"""
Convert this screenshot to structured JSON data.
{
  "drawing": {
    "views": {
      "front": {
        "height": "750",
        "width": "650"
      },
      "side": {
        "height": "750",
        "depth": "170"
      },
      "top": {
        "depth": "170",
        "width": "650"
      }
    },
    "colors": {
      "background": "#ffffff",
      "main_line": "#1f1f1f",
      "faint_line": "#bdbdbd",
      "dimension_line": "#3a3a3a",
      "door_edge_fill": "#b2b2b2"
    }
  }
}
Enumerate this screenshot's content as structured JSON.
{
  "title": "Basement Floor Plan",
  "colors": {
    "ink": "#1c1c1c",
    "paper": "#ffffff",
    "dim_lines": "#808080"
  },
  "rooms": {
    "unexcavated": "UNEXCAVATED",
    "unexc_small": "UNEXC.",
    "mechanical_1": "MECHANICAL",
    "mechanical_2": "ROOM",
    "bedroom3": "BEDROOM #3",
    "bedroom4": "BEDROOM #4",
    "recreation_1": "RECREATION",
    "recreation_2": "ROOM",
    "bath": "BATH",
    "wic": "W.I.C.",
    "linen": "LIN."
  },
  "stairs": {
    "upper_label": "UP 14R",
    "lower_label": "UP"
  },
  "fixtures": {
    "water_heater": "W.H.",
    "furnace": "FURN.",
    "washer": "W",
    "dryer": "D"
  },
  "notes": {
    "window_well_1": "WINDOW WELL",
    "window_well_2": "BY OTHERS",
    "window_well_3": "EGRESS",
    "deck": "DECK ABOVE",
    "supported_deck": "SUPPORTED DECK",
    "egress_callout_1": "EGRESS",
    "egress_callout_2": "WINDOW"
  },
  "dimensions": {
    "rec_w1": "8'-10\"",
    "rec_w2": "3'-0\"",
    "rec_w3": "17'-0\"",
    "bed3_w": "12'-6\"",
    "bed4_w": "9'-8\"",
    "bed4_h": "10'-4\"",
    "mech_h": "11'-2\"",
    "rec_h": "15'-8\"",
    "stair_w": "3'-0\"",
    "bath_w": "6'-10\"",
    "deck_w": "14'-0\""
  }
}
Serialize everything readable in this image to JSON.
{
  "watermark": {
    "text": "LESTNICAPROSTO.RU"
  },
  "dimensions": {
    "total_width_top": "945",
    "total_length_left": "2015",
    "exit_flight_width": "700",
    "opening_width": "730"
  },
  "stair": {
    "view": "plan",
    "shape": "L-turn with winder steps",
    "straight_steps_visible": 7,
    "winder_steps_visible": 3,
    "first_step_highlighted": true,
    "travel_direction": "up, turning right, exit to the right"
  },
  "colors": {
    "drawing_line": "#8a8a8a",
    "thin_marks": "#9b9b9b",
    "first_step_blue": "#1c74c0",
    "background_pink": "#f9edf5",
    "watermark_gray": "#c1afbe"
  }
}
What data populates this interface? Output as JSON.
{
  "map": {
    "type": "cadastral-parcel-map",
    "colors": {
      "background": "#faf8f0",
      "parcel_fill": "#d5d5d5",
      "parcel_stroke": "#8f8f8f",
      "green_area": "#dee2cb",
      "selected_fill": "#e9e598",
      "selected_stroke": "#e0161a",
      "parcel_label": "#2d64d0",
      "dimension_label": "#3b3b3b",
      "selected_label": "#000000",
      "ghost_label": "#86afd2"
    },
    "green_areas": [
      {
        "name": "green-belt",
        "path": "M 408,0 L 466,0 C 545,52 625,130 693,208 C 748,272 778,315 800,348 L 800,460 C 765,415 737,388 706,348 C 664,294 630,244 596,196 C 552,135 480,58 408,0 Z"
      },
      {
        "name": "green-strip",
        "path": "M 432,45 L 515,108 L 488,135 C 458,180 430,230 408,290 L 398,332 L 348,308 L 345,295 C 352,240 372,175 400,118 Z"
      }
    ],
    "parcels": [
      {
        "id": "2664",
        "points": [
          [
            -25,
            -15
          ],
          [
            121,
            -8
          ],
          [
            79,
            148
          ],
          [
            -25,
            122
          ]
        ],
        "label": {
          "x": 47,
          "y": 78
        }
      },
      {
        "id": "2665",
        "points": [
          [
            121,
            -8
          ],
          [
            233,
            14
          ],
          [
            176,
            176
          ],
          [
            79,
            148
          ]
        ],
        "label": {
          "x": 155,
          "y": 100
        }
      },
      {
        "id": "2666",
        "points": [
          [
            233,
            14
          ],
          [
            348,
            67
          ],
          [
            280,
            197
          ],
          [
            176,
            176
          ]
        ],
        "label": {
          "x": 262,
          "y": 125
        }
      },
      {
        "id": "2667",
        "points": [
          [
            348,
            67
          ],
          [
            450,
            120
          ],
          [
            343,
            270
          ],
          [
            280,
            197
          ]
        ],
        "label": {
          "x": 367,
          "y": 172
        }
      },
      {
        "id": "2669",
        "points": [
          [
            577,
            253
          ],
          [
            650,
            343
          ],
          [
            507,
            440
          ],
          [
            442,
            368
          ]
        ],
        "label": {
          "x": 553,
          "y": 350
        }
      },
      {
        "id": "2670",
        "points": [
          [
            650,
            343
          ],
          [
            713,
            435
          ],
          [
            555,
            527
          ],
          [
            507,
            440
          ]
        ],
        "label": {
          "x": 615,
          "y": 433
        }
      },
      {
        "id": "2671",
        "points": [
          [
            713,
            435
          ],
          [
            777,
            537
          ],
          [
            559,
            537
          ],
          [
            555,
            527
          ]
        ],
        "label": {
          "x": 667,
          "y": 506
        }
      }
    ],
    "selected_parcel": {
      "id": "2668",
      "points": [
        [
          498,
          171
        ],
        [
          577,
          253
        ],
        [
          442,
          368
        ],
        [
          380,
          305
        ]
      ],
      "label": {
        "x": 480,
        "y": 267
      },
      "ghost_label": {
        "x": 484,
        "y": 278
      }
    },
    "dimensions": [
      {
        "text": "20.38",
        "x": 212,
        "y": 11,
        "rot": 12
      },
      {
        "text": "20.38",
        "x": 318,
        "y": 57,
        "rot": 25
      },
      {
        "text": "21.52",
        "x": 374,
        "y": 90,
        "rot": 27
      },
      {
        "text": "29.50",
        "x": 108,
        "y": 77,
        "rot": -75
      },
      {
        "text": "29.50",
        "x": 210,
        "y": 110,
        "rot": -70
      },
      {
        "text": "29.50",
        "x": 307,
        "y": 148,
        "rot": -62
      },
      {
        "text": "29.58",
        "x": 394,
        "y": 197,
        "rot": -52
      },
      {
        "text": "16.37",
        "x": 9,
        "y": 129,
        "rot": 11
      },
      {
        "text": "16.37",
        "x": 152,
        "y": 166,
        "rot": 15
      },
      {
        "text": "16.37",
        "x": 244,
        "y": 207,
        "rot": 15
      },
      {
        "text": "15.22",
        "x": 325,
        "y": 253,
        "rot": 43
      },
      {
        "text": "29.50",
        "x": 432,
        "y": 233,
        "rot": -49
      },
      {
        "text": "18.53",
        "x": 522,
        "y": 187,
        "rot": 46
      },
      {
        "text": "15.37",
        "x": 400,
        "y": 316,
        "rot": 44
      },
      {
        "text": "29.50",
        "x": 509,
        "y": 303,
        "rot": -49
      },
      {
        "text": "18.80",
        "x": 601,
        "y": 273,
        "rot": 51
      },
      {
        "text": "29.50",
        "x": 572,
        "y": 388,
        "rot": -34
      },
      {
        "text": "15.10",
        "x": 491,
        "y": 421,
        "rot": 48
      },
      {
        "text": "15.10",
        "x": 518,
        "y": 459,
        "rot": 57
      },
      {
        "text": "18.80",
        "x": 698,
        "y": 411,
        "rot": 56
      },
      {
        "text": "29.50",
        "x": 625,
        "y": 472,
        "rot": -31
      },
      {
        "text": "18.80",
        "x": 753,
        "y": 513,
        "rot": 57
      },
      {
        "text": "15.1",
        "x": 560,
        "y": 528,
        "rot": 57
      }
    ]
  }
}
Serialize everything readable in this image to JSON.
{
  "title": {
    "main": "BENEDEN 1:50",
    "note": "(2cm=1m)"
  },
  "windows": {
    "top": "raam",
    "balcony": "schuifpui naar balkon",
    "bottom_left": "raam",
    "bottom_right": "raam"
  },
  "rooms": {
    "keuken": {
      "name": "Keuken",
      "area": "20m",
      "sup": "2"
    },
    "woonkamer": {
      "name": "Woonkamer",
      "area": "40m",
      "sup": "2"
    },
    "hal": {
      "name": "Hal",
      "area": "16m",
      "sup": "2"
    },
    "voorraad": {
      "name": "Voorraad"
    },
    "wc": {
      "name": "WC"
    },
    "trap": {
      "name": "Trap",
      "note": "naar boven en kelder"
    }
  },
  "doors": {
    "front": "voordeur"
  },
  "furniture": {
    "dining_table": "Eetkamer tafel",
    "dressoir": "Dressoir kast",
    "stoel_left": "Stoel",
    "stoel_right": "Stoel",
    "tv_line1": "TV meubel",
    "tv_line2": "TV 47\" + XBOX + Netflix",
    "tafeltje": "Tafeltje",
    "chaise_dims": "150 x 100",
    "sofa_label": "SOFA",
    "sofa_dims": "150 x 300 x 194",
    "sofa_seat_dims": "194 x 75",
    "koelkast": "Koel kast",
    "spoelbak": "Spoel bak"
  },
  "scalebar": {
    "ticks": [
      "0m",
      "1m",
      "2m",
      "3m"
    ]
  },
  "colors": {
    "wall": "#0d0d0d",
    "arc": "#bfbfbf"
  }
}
"""
What you have to do:
From the entries above, copy each line holding "data".

Completed task:
Convert this screenshot to structured JSON data.
What data populates this interface? Output as JSON.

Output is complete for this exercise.